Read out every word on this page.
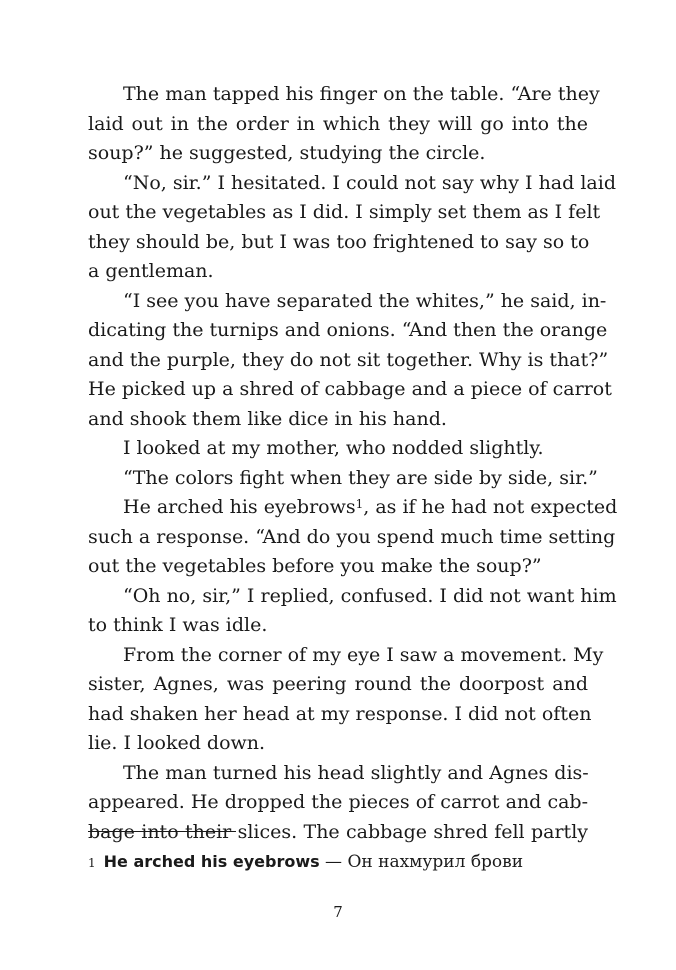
The man tapped his finger on the table. “Are they
laid out in the order in which they will go into the
soup?” he suggested, studying the circle.
“No, sir.” I hesitated. I could not say why I had laid
out the vegetables as I did. I simply set them as I felt
they should be, but I was too frightened to say so to
a gentleman.
“I see you have separated the whites,” he said, in-
dicating the turnips and onions. “And then the orange
and the purple, they do not sit together. Why is that?”
He picked up a shred of cabbage and a piece of carrot
and shook them like dice in his hand.
I looked at my mother, who nodded slightly.
“The colors fight when they are side by side, sir.”
He arched his eyebrows$^1$, as if he had not expected
such a response. “And do you spend much time setting
out the vegetables before you make the soup?”
“Oh no, sir,” I replied, confused. I did not want him
to think I was idle.
From the corner of my eye I saw a movement. My
sister, Agnes, was peering round the doorpost and
had shaken her head at my response. I did not often
lie. I looked down.
The man turned his head slightly and Agnes dis-
appeared. He dropped the pieces of carrot and cab-
bage into their slices. The cabbage shred fell partly
$^1$ He arched his eyebrows — Он нахмурил брови
7
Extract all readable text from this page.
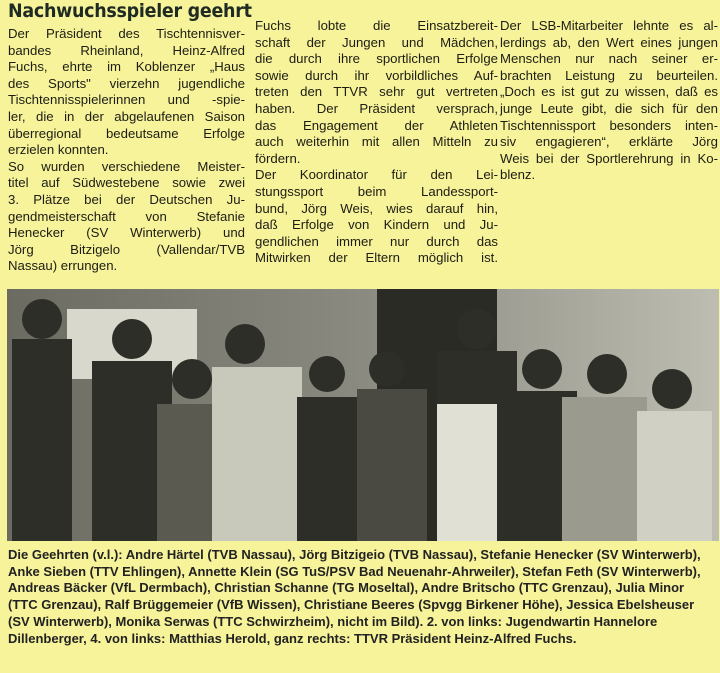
Nachwuchsspieler geehrt
Der Präsident des Tischtennisver-
bandes Rheinland, Heinz-Alfred
Fuchs, ehrte im Koblenzer „Haus
des Sports" vierzehn jugendliche
Tischtennisspielerinnen und -spie-
ler, die in der abgelaufenen Saison
überregional bedeutsame Erfolge
erzielen konnten.
So wurden verschiedene Meister-
titel auf Südwestebene sowie zwei
3. Plätze bei der Deutschen Ju-
gendmeisterschaft von Stefanie
Henecker (SV Winterwerb) und
Jörg Bitzigelo (Vallendar/TVB
Nassau) errungen.
Fuchs lobte die Einsatzbereit-
schaft der Jungen und Mädchen,
die durch ihre sportlichen Erfolge
sowie durch ihr vorbildliches Auf-
treten den TTVR sehr gut vertreten
haben. Der Präsident versprach,
das Engagement der Athleten
auch weiterhin mit allen Mitteln zu
fördern.
Der Koordinator für den Lei-
stungssport beim Landessport-
bund, Jörg Weis, wies darauf hin,
daß Erfolge von Kindern und Ju-
gendlichen immer nur durch das
Mitwirken der Eltern möglich ist.
Der LSB-Mitarbeiter lehnte es al-
lerdings ab, den Wert eines jungen
Menschen nur nach seiner er-
brachten Leistung zu beurteilen.
„Doch es ist gut zu wissen, daß es
junge Leute gibt, die sich für den
Tischtennissport besonders inten-
siv engagieren“, erklärte Jörg
Weis bei der Sportlerehrung in Ko-
blenz.
Die Geehrten (v.l.): Andre Härtel (TVB Nassau), Jörg Bitzigeio (TVB Nassau), Stefanie Henecker (SV Winterwerb), Anke Sieben (TTV Ehlingen), Annette Klein (SG TuS/PSV Bad Neuenahr-Ahrweiler), Stefan Feth (SV Winterwerb), Andreas Bäcker (VfL Dermbach), Christian Schanne (TG Moseltal), Andre Britscho (TTC Grenzau), Julia Minor (TTC Grenzau), Ralf Brüggemeier (VfB Wissen), Christiane Beeres (Spvgg Birkener Höhe), Jessica Ebelsheuser (SV Winterwerb), Monika Serwas (TTC Schwirzheim), nicht im Bild). 2. von links: Jugendwartin Hannelore Dillenberger, 4. von links: Matthias Herold, ganz rechts: TTVR Präsident Heinz-Alfred Fuchs.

→ Do this
Output an exact copy of the material, with the pictures removed.

→ The reply
Read out every word on this page.
The man tapped his finger on the table. “Are they
laid out in the order in which they will go into the
soup?” he suggested, studying the circle.
“No, sir.” I hesitated. I could not say why I had laid
out the vegetables as I did. I simply set them as I felt
they should be, but I was too frightened to say so to
a gentleman.
“I see you have separated the whites,” he said, in-
dicating the turnips and onions. “And then the orange
and the purple, they do not sit together. Why is that?”
He picked up a shred of cabbage and a piece of carrot
and shook them like dice in his hand.
I looked at my mother, who nodded slightly.
“The colors fight when they are side by side, sir.”
He arched his eyebrows$^1$, as if he had not expected
such a response. “And do you spend much time setting
out the vegetables before you make the soup?”
“Oh no, sir,” I replied, confused. I did not want him
to think I was idle.
From the corner of my eye I saw a movement. My
sister, Agnes, was peering round the doorpost and
had shaken her head at my response. I did not often
lie. I looked down.
The man turned his head slightly and Agnes dis-
appeared. He dropped the pieces of carrot and cab-
bage into their slices. The cabbage shred fell partly
$^1$ He arched his eyebrows — Он нахмурил брови
7
Extract all readable text from this page.
Nachwuchsspieler geehrt
Der Präsident des Tischtennisver-
bandes Rheinland, Heinz-Alfred
Fuchs, ehrte im Koblenzer „Haus
des Sports" vierzehn jugendliche
Tischtennisspielerinnen und -spie-
ler, die in der abgelaufenen Saison
überregional bedeutsame Erfolge
erzielen konnten.
So wurden verschiedene Meister-
titel auf Südwestebene sowie zwei
3. Plätze bei der Deutschen Ju-
gendmeisterschaft von Stefanie
Henecker (SV Winterwerb) und
Jörg Bitzigelo (Vallendar/TVB
Nassau) errungen.
Fuchs lobte die Einsatzbereit-
schaft der Jungen und Mädchen,
die durch ihre sportlichen Erfolge
sowie durch ihr vorbildliches Auf-
treten den TTVR sehr gut vertreten
haben. Der Präsident versprach,
das Engagement der Athleten
auch weiterhin mit allen Mitteln zu
fördern.
Der Koordinator für den Lei-
stungssport beim Landessport-
bund, Jörg Weis, wies darauf hin,
daß Erfolge von Kindern und Ju-
gendlichen immer nur durch das
Mitwirken der Eltern möglich ist.
Der LSB-Mitarbeiter lehnte es al-
lerdings ab, den Wert eines jungen
Menschen nur nach seiner er-
brachten Leistung zu beurteilen.
„Doch es ist gut zu wissen, daß es
junge Leute gibt, die sich für den
Tischtennissport besonders inten-
siv engagieren“, erklärte Jörg
Weis bei der Sportlerehrung in Ko-
blenz.
Die Geehrten (v.l.): Andre Härtel (TVB Nassau), Jörg Bitzigeio (TVB Nassau), Stefanie Henecker (SV Winterwerb), Anke Sieben (TTV Ehlingen), Annette Klein (SG TuS/PSV Bad Neuenahr-Ahrweiler), Stefan Feth (SV Winterwerb), Andreas Bäcker (VfL Dermbach), Christian Schanne (TG Moseltal), Andre Britscho (TTC Grenzau), Julia Minor (TTC Grenzau), Ralf Brüggemeier (VfB Wissen), Christiane Beeres (Spvgg Birkener Höhe), Jessica Ebelsheuser (SV Winterwerb), Monika Serwas (TTC Schwirzheim), nicht im Bild). 2. von links: Jugendwartin Hannelore Dillenberger, 4. von links: Matthias Herold, ganz rechts: TTVR Präsident Heinz-Alfred Fuchs.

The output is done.